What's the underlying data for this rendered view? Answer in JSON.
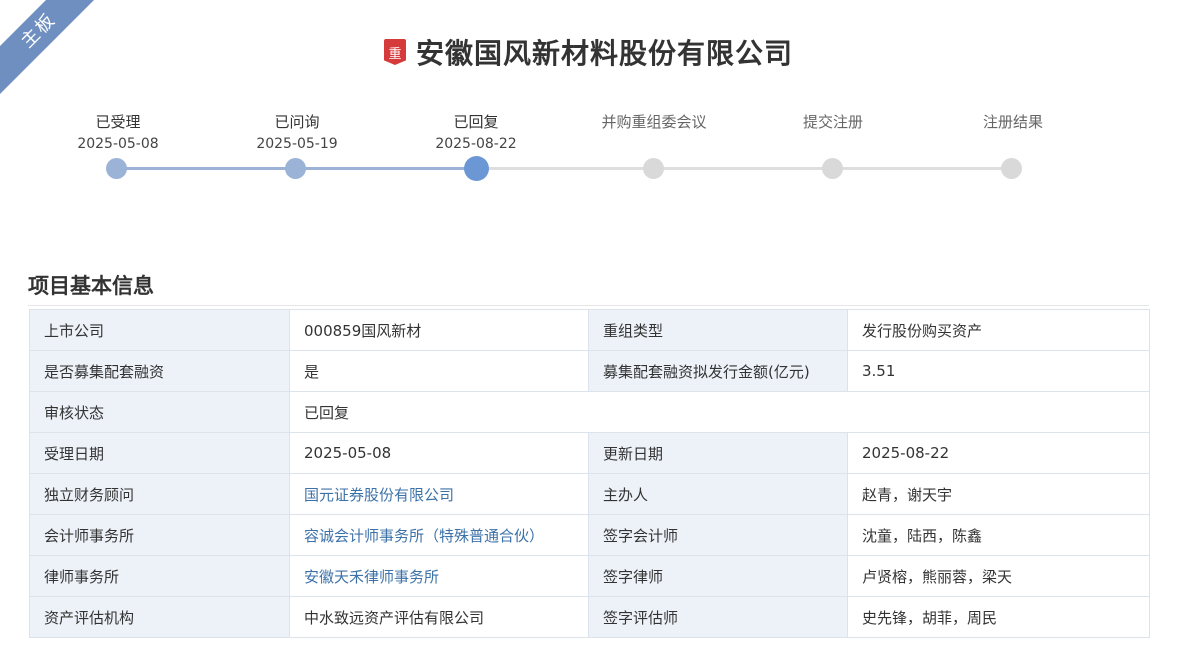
{
  "board_ribbon": "主板",
  "title_badge": "重",
  "company_title": "安徽国风新材料股份有限公司",
  "colors": {
    "ribbon": "#6f8fc0",
    "badge": "#d63b3b",
    "step_done": "#9bb3d6",
    "step_current": "#6b98d4",
    "step_pending": "#d9d9d9",
    "link": "#3d72a8",
    "key_bg": "#edf2f9"
  },
  "steps": [
    {
      "label": "已受理",
      "date": "2025-05-08",
      "status": "done"
    },
    {
      "label": "已问询",
      "date": "2025-05-19",
      "status": "done"
    },
    {
      "label": "已回复",
      "date": "2025-08-22",
      "status": "current"
    },
    {
      "label": "并购重组委会议",
      "date": "",
      "status": "pending"
    },
    {
      "label": "提交注册",
      "date": "",
      "status": "pending"
    },
    {
      "label": "注册结果",
      "date": "",
      "status": "pending"
    }
  ],
  "section_title": "项目基本信息",
  "info": {
    "listed_company_label": "上市公司",
    "listed_company_value": "000859国风新材",
    "restructure_type_label": "重组类型",
    "restructure_type_value": "发行股份购买资产",
    "supporting_financing_label": "是否募集配套融资",
    "supporting_financing_value": "是",
    "financing_amount_label": "募集配套融资拟发行金额(亿元)",
    "financing_amount_value": "3.51",
    "review_status_label": "审核状态",
    "review_status_value": "已回复",
    "accept_date_label": "受理日期",
    "accept_date_value": "2025-05-08",
    "update_date_label": "更新日期",
    "update_date_value": "2025-08-22",
    "advisor_label": "独立财务顾问",
    "advisor_value": "国元证券股份有限公司",
    "sponsor_label": "主办人",
    "sponsor_value": "赵青，谢天宇",
    "accounting_firm_label": "会计师事务所",
    "accounting_firm_value": "容诚会计师事务所（特殊普通合伙）",
    "signing_accountant_label": "签字会计师",
    "signing_accountant_value": "沈童，陆西，陈鑫",
    "law_firm_label": "律师事务所",
    "law_firm_value": "安徽天禾律师事务所",
    "signing_lawyer_label": "签字律师",
    "signing_lawyer_value": "卢贤榕，熊丽蓉，梁天",
    "appraisal_label": "资产评估机构",
    "appraisal_value": "中水致远资产评估有限公司",
    "signing_appraiser_label": "签字评估师",
    "signing_appraiser_value": "史先锋，胡菲，周民"
  }
}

-*-

Task details:
Repeat the data exactly in full, omitting its pictures.

Task answer:
What's the underlying data for this rendered view? Answer in JSON.
{
  "board_ribbon": "主板",
  "title_badge": "重",
  "company_title": "安徽国风新材料股份有限公司",
  "colors": {
    "ribbon": "#6f8fc0",
    "badge": "#d63b3b",
    "step_done": "#9bb3d6",
    "step_current": "#6b98d4",
    "step_pending": "#d9d9d9",
    "link": "#3d72a8",
    "key_bg": "#edf2f9"
  },
  "steps": [
    {
      "label": "已受理",
      "date": "2025-05-08",
      "status": "done"
    },
    {
      "label": "已问询",
      "date": "2025-05-19",
      "status": "done"
    },
    {
      "label": "已回复",
      "date": "2025-08-22",
      "status": "current"
    },
    {
      "label": "并购重组委会议",
      "date": "",
      "status": "pending"
    },
    {
      "label": "提交注册",
      "date": "",
      "status": "pending"
    },
    {
      "label": "注册结果",
      "date": "",
      "status": "pending"
    }
  ],
  "section_title": "项目基本信息",
  "info": {
    "listed_company_label": "上市公司",
    "listed_company_value": "000859国风新材",
    "restructure_type_label": "重组类型",
    "restructure_type_value": "发行股份购买资产",
    "supporting_financing_label": "是否募集配套融资",
    "supporting_financing_value": "是",
    "financing_amount_label": "募集配套融资拟发行金额(亿元)",
    "financing_amount_value": "3.51",
    "review_status_label": "审核状态",
    "review_status_value": "已回复",
    "accept_date_label": "受理日期",
    "accept_date_value": "2025-05-08",
    "update_date_label": "更新日期",
    "update_date_value": "2025-08-22",
    "advisor_label": "独立财务顾问",
    "advisor_value": "国元证券股份有限公司",
    "sponsor_label": "主办人",
    "sponsor_value": "赵青，谢天宇",
    "accounting_firm_label": "会计师事务所",
    "accounting_firm_value": "容诚会计师事务所（特殊普通合伙）",
    "signing_accountant_label": "签字会计师",
    "signing_accountant_value": "沈童，陆西，陈鑫",
    "law_firm_label": "律师事务所",
    "law_firm_value": "安徽天禾律师事务所",
    "signing_lawyer_label": "签字律师",
    "signing_lawyer_value": "卢贤榕，熊丽蓉，梁天",
    "appraisal_label": "资产评估机构",
    "appraisal_value": "中水致远资产评估有限公司",
    "signing_appraiser_label": "签字评估师",
    "signing_appraiser_value": "史先锋，胡菲，周民"
  }
}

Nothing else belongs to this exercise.